• SET EXERCISE: Return the material below in full and exactly.

Recorded data
---

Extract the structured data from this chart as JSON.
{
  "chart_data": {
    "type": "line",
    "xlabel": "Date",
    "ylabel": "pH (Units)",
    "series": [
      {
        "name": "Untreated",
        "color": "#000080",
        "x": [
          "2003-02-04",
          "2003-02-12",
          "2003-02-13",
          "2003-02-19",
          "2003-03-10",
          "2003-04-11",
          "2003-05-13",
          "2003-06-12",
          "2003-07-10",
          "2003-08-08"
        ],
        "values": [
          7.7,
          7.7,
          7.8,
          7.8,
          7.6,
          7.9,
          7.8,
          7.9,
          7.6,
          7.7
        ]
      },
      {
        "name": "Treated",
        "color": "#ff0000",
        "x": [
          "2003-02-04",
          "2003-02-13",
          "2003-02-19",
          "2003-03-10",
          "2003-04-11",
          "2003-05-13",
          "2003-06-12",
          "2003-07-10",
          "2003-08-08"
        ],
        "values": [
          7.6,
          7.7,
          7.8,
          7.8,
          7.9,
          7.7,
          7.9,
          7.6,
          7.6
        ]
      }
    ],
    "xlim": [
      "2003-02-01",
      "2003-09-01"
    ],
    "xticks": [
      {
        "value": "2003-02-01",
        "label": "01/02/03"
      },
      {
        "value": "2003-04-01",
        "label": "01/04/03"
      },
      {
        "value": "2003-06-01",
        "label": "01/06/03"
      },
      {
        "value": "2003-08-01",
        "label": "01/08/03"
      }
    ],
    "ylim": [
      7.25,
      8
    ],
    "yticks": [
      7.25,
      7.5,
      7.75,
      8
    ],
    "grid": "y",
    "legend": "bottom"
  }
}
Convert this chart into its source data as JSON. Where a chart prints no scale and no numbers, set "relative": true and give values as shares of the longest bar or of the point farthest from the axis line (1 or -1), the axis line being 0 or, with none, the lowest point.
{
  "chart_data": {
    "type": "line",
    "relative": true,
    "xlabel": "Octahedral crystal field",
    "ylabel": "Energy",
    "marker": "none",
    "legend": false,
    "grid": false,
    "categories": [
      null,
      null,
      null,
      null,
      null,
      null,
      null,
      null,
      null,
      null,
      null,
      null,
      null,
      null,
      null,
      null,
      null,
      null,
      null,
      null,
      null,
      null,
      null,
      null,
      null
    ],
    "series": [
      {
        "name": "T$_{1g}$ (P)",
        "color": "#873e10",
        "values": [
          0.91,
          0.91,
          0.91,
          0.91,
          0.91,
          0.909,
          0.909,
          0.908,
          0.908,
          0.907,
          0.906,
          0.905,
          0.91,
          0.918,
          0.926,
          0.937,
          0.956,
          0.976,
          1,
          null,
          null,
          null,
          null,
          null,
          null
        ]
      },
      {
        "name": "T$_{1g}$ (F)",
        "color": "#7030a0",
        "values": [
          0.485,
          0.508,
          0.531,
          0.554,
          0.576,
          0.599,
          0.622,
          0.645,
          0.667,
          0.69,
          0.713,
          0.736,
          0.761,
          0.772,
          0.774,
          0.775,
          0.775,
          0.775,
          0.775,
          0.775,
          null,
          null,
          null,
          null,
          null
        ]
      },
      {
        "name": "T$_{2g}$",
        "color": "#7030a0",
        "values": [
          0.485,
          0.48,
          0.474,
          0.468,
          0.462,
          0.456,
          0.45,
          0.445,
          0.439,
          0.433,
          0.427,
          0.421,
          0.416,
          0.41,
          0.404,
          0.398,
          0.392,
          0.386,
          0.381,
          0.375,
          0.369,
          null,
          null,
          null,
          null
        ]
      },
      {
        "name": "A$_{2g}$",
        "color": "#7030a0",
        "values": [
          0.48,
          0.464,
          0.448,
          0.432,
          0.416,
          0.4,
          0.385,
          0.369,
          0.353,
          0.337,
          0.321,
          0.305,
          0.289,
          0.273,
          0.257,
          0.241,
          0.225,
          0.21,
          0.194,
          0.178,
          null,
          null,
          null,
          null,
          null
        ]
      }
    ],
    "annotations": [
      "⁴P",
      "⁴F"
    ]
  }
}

---

• THE RESULT:
Extract the structured data from this chart as JSON.
{
  "chart_data": {
    "type": "line",
    "xlabel": "Date",
    "ylabel": "pH (Units)",
    "series": [
      {
        "name": "Untreated",
        "color": "#000080",
        "x": [
          "2003-02-04",
          "2003-02-12",
          "2003-02-13",
          "2003-02-19",
          "2003-03-10",
          "2003-04-11",
          "2003-05-13",
          "2003-06-12",
          "2003-07-10",
          "2003-08-08"
        ],
        "values": [
          7.7,
          7.7,
          7.8,
          7.8,
          7.6,
          7.9,
          7.8,
          7.9,
          7.6,
          7.7
        ]
      },
      {
        "name": "Treated",
        "color": "#ff0000",
        "x": [
          "2003-02-04",
          "2003-02-13",
          "2003-02-19",
          "2003-03-10",
          "2003-04-11",
          "2003-05-13",
          "2003-06-12",
          "2003-07-10",
          "2003-08-08"
        ],
        "values": [
          7.6,
          7.7,
          7.8,
          7.8,
          7.9,
          7.7,
          7.9,
          7.6,
          7.6
        ]
      }
    ],
    "xlim": [
      "2003-02-01",
      "2003-09-01"
    ],
    "xticks": [
      {
        "value": "2003-02-01",
        "label": "01/02/03"
      },
      {
        "value": "2003-04-01",
        "label": "01/04/03"
      },
      {
        "value": "2003-06-01",
        "label": "01/06/03"
      },
      {
        "value": "2003-08-01",
        "label": "01/08/03"
      }
    ],
    "ylim": [
      7.25,
      8
    ],
    "yticks": [
      7.25,
      7.5,
      7.75,
      8
    ],
    "grid": "y",
    "legend": "bottom"
  }
}
Convert this chart into its source data as JSON. Where a chart prints no scale and no numbers, set "relative": true and give values as shares of the longest bar or of the point farthest from the axis line (1 or -1), the axis line being 0 or, with none, the lowest point.
{
  "chart_data": {
    "type": "line",
    "relative": true,
    "xlabel": "Octahedral crystal field",
    "ylabel": "Energy",
    "marker": "none",
    "legend": false,
    "grid": false,
    "categories": [
      null,
      null,
      null,
      null,
      null,
      null,
      null,
      null,
      null,
      null,
      null,
      null,
      null,
      null,
      null,
      null,
      null,
      null,
      null,
      null,
      null,
      null,
      null,
      null,
      null
    ],
    "series": [
      {
        "name": "T$_{1g}$ (P)",
        "color": "#873e10",
        "values": [
          0.91,
          0.91,
          0.91,
          0.91,
          0.91,
          0.909,
          0.909,
          0.908,
          0.908,
          0.907,
          0.906,
          0.905,
          0.91,
          0.918,
          0.926,
          0.937,
          0.956,
          0.976,
          1,
          null,
          null,
          null,
          null,
          null,
          null
        ]
      },
      {
        "name": "T$_{1g}$ (F)",
        "color": "#7030a0",
        "values": [
          0.485,
          0.508,
          0.531,
          0.554,
          0.576,
          0.599,
          0.622,
          0.645,
          0.667,
          0.69,
          0.713,
          0.736,
          0.761,
          0.772,
          0.774,
          0.775,
          0.775,
          0.775,
          0.775,
          0.775,
          null,
          null,
          null,
          null,
          null
        ]
      },
      {
        "name": "T$_{2g}$",
        "color": "#7030a0",
        "values": [
          0.485,
          0.48,
          0.474,
          0.468,
          0.462,
          0.456,
          0.45,
          0.445,
          0.439,
          0.433,
          0.427,
          0.421,
          0.416,
          0.41,
          0.404,
          0.398,
          0.392,
          0.386,
          0.381,
          0.375,
          0.369,
          null,
          null,
          null,
          null
        ]
      },
      {
        "name": "A$_{2g}$",
        "color": "#7030a0",
        "values": [
          0.48,
          0.464,
          0.448,
          0.432,
          0.416,
          0.4,
          0.385,
          0.369,
          0.353,
          0.337,
          0.321,
          0.305,
          0.289,
          0.273,
          0.257,
          0.241,
          0.225,
          0.21,
          0.194,
          0.178,
          null,
          null,
          null,
          null,
          null
        ]
      }
    ],
    "annotations": [
      "⁴P",
      "⁴F"
    ]
  }
}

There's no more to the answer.